__THE PROBLEM__
Collect each line containing "ylabel".

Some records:
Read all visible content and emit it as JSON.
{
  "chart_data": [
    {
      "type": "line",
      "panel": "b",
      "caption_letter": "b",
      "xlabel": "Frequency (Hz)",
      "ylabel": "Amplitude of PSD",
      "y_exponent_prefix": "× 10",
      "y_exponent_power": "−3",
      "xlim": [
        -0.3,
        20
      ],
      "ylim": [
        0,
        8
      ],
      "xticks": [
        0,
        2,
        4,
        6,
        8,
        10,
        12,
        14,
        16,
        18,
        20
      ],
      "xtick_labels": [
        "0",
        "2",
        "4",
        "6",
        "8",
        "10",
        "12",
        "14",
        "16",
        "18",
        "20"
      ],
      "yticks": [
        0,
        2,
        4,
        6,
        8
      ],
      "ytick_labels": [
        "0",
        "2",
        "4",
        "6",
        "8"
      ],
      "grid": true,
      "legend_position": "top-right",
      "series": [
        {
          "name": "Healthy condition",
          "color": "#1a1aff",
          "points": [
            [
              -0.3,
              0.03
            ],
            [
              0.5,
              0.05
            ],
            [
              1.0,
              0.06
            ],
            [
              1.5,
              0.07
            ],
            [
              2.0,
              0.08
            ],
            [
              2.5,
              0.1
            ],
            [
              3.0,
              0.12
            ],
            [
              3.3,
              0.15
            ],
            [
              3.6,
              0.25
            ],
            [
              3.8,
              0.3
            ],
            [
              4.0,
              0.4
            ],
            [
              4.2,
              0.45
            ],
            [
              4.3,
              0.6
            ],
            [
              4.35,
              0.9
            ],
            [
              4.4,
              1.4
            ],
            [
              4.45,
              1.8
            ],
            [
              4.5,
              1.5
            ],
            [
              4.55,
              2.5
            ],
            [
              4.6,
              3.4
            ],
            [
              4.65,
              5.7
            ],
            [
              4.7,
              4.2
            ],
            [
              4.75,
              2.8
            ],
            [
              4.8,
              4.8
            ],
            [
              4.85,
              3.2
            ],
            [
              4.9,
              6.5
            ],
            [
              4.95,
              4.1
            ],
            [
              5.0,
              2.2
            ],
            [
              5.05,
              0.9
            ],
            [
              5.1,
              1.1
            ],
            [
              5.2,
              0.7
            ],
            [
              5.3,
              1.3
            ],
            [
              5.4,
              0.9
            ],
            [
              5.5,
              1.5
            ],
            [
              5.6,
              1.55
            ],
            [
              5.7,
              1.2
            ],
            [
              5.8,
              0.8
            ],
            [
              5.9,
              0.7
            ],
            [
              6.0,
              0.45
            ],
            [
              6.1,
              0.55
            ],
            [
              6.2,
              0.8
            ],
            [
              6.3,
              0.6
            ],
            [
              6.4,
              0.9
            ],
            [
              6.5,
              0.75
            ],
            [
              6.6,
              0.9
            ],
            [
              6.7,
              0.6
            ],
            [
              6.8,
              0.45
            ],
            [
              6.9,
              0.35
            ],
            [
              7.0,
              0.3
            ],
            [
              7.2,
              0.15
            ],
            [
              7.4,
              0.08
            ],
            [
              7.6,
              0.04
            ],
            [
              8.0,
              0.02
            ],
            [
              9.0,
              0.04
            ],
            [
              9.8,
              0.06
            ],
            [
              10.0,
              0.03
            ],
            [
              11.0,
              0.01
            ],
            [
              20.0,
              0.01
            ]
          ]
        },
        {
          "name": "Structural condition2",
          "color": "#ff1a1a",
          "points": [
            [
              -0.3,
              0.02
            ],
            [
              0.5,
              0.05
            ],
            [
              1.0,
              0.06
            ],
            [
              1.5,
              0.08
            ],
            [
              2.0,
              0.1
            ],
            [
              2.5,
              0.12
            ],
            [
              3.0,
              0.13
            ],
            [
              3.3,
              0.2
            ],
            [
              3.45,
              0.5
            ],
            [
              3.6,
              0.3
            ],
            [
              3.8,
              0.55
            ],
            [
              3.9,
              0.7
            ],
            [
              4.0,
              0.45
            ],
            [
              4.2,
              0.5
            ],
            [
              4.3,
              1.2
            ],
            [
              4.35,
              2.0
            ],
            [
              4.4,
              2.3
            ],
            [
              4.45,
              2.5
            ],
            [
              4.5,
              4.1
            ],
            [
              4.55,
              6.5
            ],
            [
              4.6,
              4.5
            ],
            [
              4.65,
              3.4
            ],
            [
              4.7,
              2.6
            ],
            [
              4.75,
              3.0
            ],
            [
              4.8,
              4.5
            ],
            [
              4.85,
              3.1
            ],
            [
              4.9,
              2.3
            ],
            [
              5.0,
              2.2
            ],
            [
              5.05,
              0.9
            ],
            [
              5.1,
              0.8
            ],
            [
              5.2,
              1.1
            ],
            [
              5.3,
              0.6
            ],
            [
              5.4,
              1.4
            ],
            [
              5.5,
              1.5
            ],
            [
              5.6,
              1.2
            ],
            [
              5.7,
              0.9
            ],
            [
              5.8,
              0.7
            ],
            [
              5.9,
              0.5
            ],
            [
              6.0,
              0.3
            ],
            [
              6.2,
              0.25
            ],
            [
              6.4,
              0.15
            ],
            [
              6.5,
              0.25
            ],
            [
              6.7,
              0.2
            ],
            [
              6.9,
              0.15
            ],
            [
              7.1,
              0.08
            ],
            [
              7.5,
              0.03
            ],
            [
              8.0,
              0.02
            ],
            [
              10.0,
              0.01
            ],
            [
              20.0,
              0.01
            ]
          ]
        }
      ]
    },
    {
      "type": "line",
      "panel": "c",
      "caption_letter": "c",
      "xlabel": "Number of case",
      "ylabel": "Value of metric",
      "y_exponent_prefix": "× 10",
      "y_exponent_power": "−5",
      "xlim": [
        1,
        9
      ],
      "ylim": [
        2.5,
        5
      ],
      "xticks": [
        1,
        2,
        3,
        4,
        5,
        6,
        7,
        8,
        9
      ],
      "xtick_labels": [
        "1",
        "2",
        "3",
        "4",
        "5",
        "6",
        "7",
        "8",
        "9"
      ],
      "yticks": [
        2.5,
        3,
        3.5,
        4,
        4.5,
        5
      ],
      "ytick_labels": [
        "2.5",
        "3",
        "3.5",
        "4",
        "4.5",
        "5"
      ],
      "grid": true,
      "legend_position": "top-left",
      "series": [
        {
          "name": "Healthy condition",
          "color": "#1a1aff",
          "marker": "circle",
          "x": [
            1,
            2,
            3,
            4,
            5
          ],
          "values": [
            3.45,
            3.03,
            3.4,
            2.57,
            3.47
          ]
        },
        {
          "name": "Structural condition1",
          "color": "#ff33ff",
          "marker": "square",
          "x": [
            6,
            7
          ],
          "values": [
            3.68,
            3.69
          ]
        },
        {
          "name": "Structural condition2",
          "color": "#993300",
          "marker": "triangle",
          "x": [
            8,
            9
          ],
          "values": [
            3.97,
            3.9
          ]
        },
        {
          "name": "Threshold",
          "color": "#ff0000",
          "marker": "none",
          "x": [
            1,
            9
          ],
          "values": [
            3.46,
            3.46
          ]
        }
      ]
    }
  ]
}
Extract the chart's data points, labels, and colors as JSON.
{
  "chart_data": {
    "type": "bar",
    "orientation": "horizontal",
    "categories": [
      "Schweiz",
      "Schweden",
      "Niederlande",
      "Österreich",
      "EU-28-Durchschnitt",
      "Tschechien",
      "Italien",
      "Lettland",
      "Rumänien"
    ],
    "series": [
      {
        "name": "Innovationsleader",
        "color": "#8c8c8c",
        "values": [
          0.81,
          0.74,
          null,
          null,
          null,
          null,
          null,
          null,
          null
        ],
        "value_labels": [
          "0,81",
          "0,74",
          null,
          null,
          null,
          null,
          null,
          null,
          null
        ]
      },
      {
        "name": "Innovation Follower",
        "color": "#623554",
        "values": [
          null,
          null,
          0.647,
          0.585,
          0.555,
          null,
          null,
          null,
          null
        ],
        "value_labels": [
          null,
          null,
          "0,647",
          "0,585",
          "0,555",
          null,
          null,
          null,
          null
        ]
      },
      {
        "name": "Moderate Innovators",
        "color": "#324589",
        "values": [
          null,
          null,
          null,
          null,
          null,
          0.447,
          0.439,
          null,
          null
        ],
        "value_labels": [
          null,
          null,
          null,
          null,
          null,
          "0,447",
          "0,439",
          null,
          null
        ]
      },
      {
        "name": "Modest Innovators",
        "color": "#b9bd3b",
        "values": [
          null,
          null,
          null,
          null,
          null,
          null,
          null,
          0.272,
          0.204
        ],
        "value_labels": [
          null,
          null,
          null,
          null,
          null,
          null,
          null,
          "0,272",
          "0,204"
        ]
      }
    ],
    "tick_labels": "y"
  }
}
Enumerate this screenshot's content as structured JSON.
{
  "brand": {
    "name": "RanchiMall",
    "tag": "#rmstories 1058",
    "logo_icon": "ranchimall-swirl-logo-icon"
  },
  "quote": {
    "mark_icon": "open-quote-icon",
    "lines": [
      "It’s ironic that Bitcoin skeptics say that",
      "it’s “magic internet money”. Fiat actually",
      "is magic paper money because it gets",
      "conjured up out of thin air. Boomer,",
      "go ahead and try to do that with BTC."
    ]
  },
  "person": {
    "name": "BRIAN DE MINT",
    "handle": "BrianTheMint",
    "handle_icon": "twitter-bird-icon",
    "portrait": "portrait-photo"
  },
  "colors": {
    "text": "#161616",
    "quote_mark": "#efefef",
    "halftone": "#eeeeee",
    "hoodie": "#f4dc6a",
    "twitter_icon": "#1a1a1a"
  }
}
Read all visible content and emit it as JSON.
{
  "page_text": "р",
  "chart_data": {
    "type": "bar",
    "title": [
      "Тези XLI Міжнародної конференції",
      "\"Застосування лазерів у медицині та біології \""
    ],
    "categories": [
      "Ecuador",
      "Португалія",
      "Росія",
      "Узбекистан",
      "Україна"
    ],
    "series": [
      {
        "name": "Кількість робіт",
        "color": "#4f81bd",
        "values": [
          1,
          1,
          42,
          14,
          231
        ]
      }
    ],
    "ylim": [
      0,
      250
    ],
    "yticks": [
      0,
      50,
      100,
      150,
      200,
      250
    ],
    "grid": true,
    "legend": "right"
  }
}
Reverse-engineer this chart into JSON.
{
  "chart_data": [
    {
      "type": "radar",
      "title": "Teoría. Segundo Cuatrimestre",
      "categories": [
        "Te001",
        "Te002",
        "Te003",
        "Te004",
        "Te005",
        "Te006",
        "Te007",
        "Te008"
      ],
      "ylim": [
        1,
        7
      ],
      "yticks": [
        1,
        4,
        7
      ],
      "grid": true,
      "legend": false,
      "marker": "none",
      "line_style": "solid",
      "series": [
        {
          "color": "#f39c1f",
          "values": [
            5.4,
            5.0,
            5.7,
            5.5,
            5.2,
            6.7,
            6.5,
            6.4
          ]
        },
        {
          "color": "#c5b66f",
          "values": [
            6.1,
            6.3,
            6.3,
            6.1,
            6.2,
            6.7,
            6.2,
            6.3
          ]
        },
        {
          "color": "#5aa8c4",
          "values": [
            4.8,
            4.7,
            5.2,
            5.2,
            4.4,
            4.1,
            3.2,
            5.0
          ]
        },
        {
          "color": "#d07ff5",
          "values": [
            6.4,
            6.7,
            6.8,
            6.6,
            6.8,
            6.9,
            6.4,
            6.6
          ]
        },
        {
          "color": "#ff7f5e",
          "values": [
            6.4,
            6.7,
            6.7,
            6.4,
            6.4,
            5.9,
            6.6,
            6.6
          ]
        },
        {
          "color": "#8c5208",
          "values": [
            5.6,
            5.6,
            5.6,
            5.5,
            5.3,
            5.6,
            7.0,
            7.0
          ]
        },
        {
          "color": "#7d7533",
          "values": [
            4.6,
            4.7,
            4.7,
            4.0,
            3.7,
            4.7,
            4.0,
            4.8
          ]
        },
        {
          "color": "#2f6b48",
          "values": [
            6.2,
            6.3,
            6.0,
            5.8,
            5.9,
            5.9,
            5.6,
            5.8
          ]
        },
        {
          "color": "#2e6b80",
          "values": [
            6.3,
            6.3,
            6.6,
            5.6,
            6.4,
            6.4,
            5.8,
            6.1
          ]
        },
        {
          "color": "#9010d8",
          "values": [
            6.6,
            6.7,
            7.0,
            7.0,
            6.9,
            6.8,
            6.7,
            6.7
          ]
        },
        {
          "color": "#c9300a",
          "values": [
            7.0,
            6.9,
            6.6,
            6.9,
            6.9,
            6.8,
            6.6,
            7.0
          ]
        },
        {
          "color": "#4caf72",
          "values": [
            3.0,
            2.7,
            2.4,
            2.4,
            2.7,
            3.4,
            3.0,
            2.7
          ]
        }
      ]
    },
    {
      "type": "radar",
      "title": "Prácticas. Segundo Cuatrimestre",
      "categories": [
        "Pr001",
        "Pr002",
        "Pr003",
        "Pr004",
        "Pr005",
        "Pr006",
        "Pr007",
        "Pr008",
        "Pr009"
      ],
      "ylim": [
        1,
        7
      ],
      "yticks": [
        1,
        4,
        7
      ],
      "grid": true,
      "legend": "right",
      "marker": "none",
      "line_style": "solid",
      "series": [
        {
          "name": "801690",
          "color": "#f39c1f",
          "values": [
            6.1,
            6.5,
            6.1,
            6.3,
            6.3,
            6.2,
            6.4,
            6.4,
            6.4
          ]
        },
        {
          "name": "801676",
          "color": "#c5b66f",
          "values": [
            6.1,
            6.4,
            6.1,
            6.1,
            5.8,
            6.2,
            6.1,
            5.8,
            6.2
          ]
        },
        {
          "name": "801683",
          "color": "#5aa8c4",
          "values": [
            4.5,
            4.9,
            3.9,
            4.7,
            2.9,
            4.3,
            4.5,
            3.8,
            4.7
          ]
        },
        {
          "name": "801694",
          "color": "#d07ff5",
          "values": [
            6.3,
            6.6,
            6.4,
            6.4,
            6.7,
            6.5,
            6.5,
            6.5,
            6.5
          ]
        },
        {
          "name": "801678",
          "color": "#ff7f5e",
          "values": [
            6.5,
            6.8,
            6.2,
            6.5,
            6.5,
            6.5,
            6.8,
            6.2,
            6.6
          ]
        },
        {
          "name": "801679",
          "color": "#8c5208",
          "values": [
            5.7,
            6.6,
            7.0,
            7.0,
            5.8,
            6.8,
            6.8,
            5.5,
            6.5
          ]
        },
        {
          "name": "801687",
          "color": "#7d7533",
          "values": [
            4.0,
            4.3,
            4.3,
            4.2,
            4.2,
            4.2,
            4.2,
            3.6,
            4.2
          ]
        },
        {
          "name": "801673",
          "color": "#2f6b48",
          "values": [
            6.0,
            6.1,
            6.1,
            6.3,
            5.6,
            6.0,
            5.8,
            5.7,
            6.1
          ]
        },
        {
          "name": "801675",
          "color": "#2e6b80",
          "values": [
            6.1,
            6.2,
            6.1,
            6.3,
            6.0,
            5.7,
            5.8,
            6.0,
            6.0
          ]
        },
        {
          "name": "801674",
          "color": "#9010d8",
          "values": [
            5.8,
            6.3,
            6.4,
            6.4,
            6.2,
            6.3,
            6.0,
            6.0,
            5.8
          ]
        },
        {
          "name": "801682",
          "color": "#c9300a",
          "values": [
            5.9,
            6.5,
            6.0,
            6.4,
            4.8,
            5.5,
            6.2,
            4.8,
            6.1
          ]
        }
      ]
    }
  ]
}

__CORRECT ANSWER__
      "ylabel": "Amplitude of PSD",
      "ylabel": "Value of metric",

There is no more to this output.